GIVEN REQUEST>
Put each line of the rows below into a JSON list of strings, one string per line, leaving out any blank lines.

Coordinate annotation records:

++++

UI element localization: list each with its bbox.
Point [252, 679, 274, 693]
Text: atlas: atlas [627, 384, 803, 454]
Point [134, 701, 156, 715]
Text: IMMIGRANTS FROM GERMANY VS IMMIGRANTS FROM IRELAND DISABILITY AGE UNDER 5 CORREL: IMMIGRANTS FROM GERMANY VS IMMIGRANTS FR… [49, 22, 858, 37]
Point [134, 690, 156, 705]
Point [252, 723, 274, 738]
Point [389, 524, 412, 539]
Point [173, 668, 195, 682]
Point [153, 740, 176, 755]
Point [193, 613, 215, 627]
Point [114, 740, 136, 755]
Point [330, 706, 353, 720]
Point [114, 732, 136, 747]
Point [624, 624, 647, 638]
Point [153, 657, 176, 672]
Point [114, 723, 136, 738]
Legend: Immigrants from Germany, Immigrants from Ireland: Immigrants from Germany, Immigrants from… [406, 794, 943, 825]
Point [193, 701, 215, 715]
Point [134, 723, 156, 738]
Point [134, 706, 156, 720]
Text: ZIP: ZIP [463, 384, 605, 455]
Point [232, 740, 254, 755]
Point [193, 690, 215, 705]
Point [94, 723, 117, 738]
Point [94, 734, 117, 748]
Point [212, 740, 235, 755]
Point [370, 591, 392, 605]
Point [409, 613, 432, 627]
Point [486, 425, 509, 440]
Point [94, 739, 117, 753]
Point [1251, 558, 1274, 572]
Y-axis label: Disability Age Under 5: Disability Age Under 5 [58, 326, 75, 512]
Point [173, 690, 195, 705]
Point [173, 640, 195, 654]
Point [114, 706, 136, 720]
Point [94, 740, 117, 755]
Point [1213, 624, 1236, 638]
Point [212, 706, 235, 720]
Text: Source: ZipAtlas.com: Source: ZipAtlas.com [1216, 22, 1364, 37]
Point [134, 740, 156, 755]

++++

REPLY TO THE EXERCISE>
[
  "UI element localization: list each with its bbox.",
  "Point [252, 679, 274, 693]",
  "Text: atlas: atlas [627, 384, 803, 454]",
  "Point [134, 701, 156, 715]",
  "Text: IMMIGRANTS FROM GERMANY VS IMMIGRANTS FROM IRELAND DISABILITY AGE UNDER 5 CORREL: IMMIGRANTS FROM GERMANY VS IMMIGRANTS FR… [49, 22, 858, 37]",
  "Point [134, 690, 156, 705]",
  "Point [252, 723, 274, 738]",
  "Point [389, 524, 412, 539]",
  "Point [173, 668, 195, 682]",
  "Point [153, 740, 176, 755]",
  "Point [193, 613, 215, 627]",
  "Point [114, 740, 136, 755]",
  "Point [330, 706, 353, 720]",
  "Point [114, 732, 136, 747]",
  "Point [624, 624, 647, 638]",
  "Point [153, 657, 176, 672]",
  "Point [114, 723, 136, 738]",
  "Legend: Immigrants from Germany, Immigrants from Ireland: Immigrants from Germany, Immigrants from… [406, 794, 943, 825]",
  "Point [193, 701, 215, 715]",
  "Point [134, 723, 156, 738]",
  "Point [134, 706, 156, 720]",
  "Text: ZIP: ZIP [463, 384, 605, 455]",
  "Point [232, 740, 254, 755]",
  "Point [193, 690, 215, 705]",
  "Point [94, 723, 117, 738]",
  "Point [94, 734, 117, 748]",
  "Point [212, 740, 235, 755]",
  "Point [370, 591, 392, 605]",
  "Point [409, 613, 432, 627]",
  "Point [486, 425, 509, 440]",
  "Point [94, 739, 117, 753]",
  "Point [1251, 558, 1274, 572]",
  "Y-axis label: Disability Age Under 5: Disability Age Under 5 [58, 326, 75, 512]",
  "Point [173, 690, 195, 705]",
  "Point [173, 640, 195, 654]",
  "Point [114, 706, 136, 720]",
  "Point [94, 740, 117, 755]",
  "Point [1213, 624, 1236, 638]",
  "Point [212, 706, 235, 720]",
  "Text: Source: ZipAtlas.com: Source: ZipAtlas.com [1216, 22, 1364, 37]",
  "Point [134, 740, 156, 755]"
]